Repeat exactly the lines from the line containing "Enumerate this screenshot's" to the last line of the listing, including both.

Figure data in JSON
((

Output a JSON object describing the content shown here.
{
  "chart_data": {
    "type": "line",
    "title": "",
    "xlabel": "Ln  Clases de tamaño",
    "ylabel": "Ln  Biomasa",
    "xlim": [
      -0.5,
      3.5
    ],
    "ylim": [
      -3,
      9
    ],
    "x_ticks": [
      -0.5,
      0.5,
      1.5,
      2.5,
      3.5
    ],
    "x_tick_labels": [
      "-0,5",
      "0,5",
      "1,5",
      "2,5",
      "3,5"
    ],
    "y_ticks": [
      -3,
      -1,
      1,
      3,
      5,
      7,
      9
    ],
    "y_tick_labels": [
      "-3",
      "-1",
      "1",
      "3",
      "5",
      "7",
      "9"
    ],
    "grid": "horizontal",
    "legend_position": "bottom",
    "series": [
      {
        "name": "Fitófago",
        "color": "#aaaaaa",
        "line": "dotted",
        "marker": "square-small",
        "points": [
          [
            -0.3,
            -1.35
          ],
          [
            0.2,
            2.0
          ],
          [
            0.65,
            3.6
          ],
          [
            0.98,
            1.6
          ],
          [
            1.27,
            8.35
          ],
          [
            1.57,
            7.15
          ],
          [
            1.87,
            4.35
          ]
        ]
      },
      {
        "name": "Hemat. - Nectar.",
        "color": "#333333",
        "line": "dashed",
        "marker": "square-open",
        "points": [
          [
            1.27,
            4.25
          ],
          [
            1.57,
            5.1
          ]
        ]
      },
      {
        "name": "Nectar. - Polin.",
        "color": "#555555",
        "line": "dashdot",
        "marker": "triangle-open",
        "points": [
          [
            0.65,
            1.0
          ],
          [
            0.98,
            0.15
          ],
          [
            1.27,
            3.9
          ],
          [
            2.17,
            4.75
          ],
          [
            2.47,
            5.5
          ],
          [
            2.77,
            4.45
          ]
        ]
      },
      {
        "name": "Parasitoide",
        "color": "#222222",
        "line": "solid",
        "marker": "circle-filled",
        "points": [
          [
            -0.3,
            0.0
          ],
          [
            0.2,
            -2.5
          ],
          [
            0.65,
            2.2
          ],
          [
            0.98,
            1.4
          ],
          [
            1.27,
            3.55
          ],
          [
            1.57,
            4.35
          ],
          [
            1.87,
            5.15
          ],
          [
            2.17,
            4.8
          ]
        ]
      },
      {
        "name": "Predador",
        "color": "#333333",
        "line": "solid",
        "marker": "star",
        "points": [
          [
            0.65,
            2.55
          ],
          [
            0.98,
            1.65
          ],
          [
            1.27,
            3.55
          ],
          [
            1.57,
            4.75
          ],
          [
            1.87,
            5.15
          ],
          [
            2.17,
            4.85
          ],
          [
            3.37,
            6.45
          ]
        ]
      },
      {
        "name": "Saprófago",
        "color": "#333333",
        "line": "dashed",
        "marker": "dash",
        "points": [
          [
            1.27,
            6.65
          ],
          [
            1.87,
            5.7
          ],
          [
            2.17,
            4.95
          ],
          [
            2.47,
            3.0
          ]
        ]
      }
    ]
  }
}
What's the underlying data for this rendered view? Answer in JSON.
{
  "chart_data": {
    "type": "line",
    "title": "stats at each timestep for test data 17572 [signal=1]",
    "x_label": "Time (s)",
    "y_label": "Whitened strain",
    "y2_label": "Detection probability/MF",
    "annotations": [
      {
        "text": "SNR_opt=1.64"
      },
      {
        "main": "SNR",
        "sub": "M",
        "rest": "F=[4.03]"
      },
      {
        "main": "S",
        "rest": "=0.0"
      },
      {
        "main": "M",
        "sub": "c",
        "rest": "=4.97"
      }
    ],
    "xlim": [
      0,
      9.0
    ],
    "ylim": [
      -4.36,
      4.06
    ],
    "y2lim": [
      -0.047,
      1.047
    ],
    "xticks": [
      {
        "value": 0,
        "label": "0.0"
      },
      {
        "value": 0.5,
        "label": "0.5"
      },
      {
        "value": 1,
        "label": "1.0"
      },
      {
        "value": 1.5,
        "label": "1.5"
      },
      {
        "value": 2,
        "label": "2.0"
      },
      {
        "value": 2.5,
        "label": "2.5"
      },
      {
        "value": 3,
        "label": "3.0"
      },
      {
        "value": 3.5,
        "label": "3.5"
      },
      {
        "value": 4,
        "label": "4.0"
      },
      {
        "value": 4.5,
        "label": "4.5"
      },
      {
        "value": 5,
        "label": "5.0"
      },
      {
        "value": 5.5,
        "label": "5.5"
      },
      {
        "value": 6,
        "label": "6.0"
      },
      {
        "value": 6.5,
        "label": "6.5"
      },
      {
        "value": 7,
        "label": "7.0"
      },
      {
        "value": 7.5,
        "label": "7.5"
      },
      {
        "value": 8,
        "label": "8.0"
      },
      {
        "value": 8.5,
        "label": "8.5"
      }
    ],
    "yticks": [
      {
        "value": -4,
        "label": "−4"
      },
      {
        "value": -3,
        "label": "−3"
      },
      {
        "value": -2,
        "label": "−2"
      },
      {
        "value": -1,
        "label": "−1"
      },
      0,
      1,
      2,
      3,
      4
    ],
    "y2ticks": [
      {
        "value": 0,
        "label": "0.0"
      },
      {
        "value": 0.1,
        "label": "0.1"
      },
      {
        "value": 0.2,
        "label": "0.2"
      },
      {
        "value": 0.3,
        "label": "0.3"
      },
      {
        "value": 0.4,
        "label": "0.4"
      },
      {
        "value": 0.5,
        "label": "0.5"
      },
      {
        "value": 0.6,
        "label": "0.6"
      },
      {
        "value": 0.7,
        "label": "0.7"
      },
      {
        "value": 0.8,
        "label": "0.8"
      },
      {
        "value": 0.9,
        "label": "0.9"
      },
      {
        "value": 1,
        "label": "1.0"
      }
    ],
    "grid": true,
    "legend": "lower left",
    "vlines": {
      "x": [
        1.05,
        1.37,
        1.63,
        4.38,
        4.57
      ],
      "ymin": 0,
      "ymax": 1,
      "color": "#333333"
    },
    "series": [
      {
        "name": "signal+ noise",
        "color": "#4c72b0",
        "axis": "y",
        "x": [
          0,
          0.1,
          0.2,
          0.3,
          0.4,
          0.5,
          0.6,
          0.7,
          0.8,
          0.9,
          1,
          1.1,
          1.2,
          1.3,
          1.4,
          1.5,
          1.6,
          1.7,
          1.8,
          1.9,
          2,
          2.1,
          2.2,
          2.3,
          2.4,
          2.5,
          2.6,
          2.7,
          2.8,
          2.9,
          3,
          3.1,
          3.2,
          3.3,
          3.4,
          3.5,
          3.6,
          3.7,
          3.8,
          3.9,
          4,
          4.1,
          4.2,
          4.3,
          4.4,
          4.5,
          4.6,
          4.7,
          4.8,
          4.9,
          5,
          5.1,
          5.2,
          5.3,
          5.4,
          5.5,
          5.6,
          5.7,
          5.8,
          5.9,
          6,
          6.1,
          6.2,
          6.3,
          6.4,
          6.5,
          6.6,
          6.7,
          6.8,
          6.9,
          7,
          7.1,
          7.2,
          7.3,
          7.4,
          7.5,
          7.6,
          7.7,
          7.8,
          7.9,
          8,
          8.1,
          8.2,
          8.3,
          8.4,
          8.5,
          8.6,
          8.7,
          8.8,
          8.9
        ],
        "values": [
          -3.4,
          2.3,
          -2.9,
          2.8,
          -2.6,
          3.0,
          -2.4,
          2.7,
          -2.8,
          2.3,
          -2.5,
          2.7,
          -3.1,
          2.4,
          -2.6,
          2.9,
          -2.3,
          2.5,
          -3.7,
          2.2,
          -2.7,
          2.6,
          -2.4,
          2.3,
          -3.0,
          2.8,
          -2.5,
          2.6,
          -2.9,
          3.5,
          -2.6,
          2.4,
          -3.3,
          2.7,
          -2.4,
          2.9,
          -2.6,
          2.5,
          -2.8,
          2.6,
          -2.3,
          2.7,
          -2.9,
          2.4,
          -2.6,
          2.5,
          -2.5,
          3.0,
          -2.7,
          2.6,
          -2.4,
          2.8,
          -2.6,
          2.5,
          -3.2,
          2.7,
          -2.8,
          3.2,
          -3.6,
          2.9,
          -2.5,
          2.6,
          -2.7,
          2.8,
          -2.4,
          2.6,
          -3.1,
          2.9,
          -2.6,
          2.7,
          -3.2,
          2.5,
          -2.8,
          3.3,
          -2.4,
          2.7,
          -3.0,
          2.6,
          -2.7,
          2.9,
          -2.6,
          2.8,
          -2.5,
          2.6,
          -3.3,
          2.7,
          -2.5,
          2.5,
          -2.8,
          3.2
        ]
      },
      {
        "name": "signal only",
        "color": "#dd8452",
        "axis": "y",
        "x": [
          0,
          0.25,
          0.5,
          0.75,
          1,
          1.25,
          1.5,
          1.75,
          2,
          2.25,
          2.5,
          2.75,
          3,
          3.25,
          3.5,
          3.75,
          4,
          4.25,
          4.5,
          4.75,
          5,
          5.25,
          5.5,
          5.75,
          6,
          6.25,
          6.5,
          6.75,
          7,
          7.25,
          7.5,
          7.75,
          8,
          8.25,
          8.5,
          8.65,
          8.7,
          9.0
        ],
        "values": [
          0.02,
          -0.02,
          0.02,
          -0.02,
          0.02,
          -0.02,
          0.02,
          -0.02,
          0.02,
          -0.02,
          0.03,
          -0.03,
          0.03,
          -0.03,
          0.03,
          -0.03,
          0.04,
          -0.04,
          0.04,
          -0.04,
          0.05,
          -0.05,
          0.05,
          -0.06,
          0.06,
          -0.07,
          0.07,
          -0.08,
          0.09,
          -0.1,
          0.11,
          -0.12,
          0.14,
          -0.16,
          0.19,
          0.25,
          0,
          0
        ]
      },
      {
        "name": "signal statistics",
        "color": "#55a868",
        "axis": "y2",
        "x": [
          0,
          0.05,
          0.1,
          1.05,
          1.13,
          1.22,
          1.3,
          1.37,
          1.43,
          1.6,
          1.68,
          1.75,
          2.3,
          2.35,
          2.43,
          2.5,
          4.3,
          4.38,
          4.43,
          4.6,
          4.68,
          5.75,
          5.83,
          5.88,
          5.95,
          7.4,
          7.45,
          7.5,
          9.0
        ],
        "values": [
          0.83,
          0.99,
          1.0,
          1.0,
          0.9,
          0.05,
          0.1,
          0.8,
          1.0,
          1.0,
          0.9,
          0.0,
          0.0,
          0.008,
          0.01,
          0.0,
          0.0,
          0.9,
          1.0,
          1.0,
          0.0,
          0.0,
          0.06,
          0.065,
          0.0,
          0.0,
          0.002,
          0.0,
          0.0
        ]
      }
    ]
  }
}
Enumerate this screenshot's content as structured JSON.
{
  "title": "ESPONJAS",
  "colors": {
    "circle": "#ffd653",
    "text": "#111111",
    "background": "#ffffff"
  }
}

))

### COMPLETE OUTPUT
Enumerate this screenshot's content as structured JSON.
{
  "title": "ESPONJAS",
  "colors": {
    "circle": "#ffd653",
    "text": "#111111",
    "background": "#ffffff"
  }
}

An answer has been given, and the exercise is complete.